To do:
Each record below must be returned exactly as shown.

----

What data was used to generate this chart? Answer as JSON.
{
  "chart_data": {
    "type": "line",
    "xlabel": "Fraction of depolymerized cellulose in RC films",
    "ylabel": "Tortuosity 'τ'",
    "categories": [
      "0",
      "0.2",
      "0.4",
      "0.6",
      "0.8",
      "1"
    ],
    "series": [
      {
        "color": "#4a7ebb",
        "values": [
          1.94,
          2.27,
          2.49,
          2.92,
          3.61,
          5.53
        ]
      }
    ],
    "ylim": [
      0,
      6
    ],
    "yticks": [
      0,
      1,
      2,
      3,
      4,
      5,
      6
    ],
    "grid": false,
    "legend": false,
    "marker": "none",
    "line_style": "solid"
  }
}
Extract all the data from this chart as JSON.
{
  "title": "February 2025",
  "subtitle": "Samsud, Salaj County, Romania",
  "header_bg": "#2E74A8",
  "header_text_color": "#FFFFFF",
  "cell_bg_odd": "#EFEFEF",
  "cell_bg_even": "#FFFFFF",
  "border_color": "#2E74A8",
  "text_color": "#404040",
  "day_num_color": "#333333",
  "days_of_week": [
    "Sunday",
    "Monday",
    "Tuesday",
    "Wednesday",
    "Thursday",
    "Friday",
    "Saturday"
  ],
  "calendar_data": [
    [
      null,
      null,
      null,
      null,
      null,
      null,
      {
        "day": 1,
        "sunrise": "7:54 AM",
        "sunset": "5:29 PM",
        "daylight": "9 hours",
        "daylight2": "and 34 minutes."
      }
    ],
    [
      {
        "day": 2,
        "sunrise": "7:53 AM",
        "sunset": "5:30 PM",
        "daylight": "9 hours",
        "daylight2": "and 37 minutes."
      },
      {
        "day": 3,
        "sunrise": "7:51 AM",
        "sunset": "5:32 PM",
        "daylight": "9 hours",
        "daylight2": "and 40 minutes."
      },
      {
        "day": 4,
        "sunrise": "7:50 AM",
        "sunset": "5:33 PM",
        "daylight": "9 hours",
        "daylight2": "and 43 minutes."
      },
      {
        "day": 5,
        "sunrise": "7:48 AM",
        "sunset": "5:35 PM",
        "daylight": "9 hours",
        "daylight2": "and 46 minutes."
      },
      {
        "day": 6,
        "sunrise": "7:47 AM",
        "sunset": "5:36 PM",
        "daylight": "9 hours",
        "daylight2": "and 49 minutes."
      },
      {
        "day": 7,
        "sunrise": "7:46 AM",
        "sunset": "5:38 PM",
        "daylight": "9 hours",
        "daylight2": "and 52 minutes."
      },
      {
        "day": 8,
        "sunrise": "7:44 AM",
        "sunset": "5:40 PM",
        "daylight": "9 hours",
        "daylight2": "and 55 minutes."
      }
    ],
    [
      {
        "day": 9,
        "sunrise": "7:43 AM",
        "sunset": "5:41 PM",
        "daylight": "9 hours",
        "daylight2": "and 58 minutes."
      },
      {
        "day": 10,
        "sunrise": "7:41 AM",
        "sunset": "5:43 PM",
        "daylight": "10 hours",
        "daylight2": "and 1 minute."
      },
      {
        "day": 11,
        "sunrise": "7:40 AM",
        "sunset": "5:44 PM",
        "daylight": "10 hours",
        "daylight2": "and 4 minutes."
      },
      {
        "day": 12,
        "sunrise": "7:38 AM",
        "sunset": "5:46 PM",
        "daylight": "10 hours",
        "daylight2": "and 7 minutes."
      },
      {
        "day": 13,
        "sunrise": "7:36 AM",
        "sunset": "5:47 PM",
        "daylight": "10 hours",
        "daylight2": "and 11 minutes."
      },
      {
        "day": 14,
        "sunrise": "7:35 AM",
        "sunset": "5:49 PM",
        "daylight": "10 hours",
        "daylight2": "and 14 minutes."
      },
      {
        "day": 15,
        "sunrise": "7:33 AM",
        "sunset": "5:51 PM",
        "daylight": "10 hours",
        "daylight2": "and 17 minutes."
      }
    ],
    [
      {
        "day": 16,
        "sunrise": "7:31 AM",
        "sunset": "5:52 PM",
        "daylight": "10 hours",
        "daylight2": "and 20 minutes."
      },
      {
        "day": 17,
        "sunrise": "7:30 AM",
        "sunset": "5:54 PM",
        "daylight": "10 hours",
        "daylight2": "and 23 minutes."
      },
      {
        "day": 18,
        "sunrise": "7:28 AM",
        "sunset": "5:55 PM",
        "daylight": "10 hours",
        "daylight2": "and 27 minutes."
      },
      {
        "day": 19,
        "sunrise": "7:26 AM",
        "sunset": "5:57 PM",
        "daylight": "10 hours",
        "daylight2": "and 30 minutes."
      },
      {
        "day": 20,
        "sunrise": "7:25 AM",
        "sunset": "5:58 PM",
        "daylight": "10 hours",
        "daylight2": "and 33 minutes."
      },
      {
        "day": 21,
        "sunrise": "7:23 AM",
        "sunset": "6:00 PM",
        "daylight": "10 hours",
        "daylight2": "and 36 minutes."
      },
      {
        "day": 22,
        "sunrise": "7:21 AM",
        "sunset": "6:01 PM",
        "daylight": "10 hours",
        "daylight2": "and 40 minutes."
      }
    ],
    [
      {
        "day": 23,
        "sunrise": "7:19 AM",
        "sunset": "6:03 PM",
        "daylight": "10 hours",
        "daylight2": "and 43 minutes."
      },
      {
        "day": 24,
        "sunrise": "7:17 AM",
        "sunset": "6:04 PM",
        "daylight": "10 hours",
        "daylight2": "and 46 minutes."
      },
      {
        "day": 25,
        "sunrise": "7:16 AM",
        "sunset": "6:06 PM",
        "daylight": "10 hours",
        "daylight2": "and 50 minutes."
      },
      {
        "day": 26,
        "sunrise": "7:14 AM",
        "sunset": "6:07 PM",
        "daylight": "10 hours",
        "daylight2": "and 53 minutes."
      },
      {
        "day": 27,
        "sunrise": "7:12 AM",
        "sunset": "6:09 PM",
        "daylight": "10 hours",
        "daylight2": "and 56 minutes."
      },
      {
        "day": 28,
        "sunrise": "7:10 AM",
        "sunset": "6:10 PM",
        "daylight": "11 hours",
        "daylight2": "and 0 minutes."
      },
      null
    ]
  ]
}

----

Solution for this task:
What data was used to generate this chart? Answer as JSON.
{
  "chart_data": {
    "type": "line",
    "xlabel": "Fraction of depolymerized cellulose in RC films",
    "ylabel": "Tortuosity 'τ'",
    "categories": [
      "0",
      "0.2",
      "0.4",
      "0.6",
      "0.8",
      "1"
    ],
    "series": [
      {
        "color": "#4a7ebb",
        "values": [
          1.94,
          2.27,
          2.49,
          2.92,
          3.61,
          5.53
        ]
      }
    ],
    "ylim": [
      0,
      6
    ],
    "yticks": [
      0,
      1,
      2,
      3,
      4,
      5,
      6
    ],
    "grid": false,
    "legend": false,
    "marker": "none",
    "line_style": "solid"
  }
}
Extract all the data from this chart as JSON.
{
  "title": "February 2025",
  "subtitle": "Samsud, Salaj County, Romania",
  "header_bg": "#2E74A8",
  "header_text_color": "#FFFFFF",
  "cell_bg_odd": "#EFEFEF",
  "cell_bg_even": "#FFFFFF",
  "border_color": "#2E74A8",
  "text_color": "#404040",
  "day_num_color": "#333333",
  "days_of_week": [
    "Sunday",
    "Monday",
    "Tuesday",
    "Wednesday",
    "Thursday",
    "Friday",
    "Saturday"
  ],
  "calendar_data": [
    [
      null,
      null,
      null,
      null,
      null,
      null,
      {
        "day": 1,
        "sunrise": "7:54 AM",
        "sunset": "5:29 PM",
        "daylight": "9 hours",
        "daylight2": "and 34 minutes."
      }
    ],
    [
      {
        "day": 2,
        "sunrise": "7:53 AM",
        "sunset": "5:30 PM",
        "daylight": "9 hours",
        "daylight2": "and 37 minutes."
      },
      {
        "day": 3,
        "sunrise": "7:51 AM",
        "sunset": "5:32 PM",
        "daylight": "9 hours",
        "daylight2": "and 40 minutes."
      },
      {
        "day": 4,
        "sunrise": "7:50 AM",
        "sunset": "5:33 PM",
        "daylight": "9 hours",
        "daylight2": "and 43 minutes."
      },
      {
        "day": 5,
        "sunrise": "7:48 AM",
        "sunset": "5:35 PM",
        "daylight": "9 hours",
        "daylight2": "and 46 minutes."
      },
      {
        "day": 6,
        "sunrise": "7:47 AM",
        "sunset": "5:36 PM",
        "daylight": "9 hours",
        "daylight2": "and 49 minutes."
      },
      {
        "day": 7,
        "sunrise": "7:46 AM",
        "sunset": "5:38 PM",
        "daylight": "9 hours",
        "daylight2": "and 52 minutes."
      },
      {
        "day": 8,
        "sunrise": "7:44 AM",
        "sunset": "5:40 PM",
        "daylight": "9 hours",
        "daylight2": "and 55 minutes."
      }
    ],
    [
      {
        "day": 9,
        "sunrise": "7:43 AM",
        "sunset": "5:41 PM",
        "daylight": "9 hours",
        "daylight2": "and 58 minutes."
      },
      {
        "day": 10,
        "sunrise": "7:41 AM",
        "sunset": "5:43 PM",
        "daylight": "10 hours",
        "daylight2": "and 1 minute."
      },
      {
        "day": 11,
        "sunrise": "7:40 AM",
        "sunset": "5:44 PM",
        "daylight": "10 hours",
        "daylight2": "and 4 minutes."
      },
      {
        "day": 12,
        "sunrise": "7:38 AM",
        "sunset": "5:46 PM",
        "daylight": "10 hours",
        "daylight2": "and 7 minutes."
      },
      {
        "day": 13,
        "sunrise": "7:36 AM",
        "sunset": "5:47 PM",
        "daylight": "10 hours",
        "daylight2": "and 11 minutes."
      },
      {
        "day": 14,
        "sunrise": "7:35 AM",
        "sunset": "5:49 PM",
        "daylight": "10 hours",
        "daylight2": "and 14 minutes."
      },
      {
        "day": 15,
        "sunrise": "7:33 AM",
        "sunset": "5:51 PM",
        "daylight": "10 hours",
        "daylight2": "and 17 minutes."
      }
    ],
    [
      {
        "day": 16,
        "sunrise": "7:31 AM",
        "sunset": "5:52 PM",
        "daylight": "10 hours",
        "daylight2": "and 20 minutes."
      },
      {
        "day": 17,
        "sunrise": "7:30 AM",
        "sunset": "5:54 PM",
        "daylight": "10 hours",
        "daylight2": "and 23 minutes."
      },
      {
        "day": 18,
        "sunrise": "7:28 AM",
        "sunset": "5:55 PM",
        "daylight": "10 hours",
        "daylight2": "and 27 minutes."
      },
      {
        "day": 19,
        "sunrise": "7:26 AM",
        "sunset": "5:57 PM",
        "daylight": "10 hours",
        "daylight2": "and 30 minutes."
      },
      {
        "day": 20,
        "sunrise": "7:25 AM",
        "sunset": "5:58 PM",
        "daylight": "10 hours",
        "daylight2": "and 33 minutes."
      },
      {
        "day": 21,
        "sunrise": "7:23 AM",
        "sunset": "6:00 PM",
        "daylight": "10 hours",
        "daylight2": "and 36 minutes."
      },
      {
        "day": 22,
        "sunrise": "7:21 AM",
        "sunset": "6:01 PM",
        "daylight": "10 hours",
        "daylight2": "and 40 minutes."
      }
    ],
    [
      {
        "day": 23,
        "sunrise": "7:19 AM",
        "sunset": "6:03 PM",
        "daylight": "10 hours",
        "daylight2": "and 43 minutes."
      },
      {
        "day": 24,
        "sunrise": "7:17 AM",
        "sunset": "6:04 PM",
        "daylight": "10 hours",
        "daylight2": "and 46 minutes."
      },
      {
        "day": 25,
        "sunrise": "7:16 AM",
        "sunset": "6:06 PM",
        "daylight": "10 hours",
        "daylight2": "and 50 minutes."
      },
      {
        "day": 26,
        "sunrise": "7:14 AM",
        "sunset": "6:07 PM",
        "daylight": "10 hours",
        "daylight2": "and 53 minutes."
      },
      {
        "day": 27,
        "sunrise": "7:12 AM",
        "sunset": "6:09 PM",
        "daylight": "10 hours",
        "daylight2": "and 56 minutes."
      },
      {
        "day": 28,
        "sunrise": "7:10 AM",
        "sunset": "6:10 PM",
        "daylight": "11 hours",
        "daylight2": "and 0 minutes."
      },
      null
    ]
  ]
}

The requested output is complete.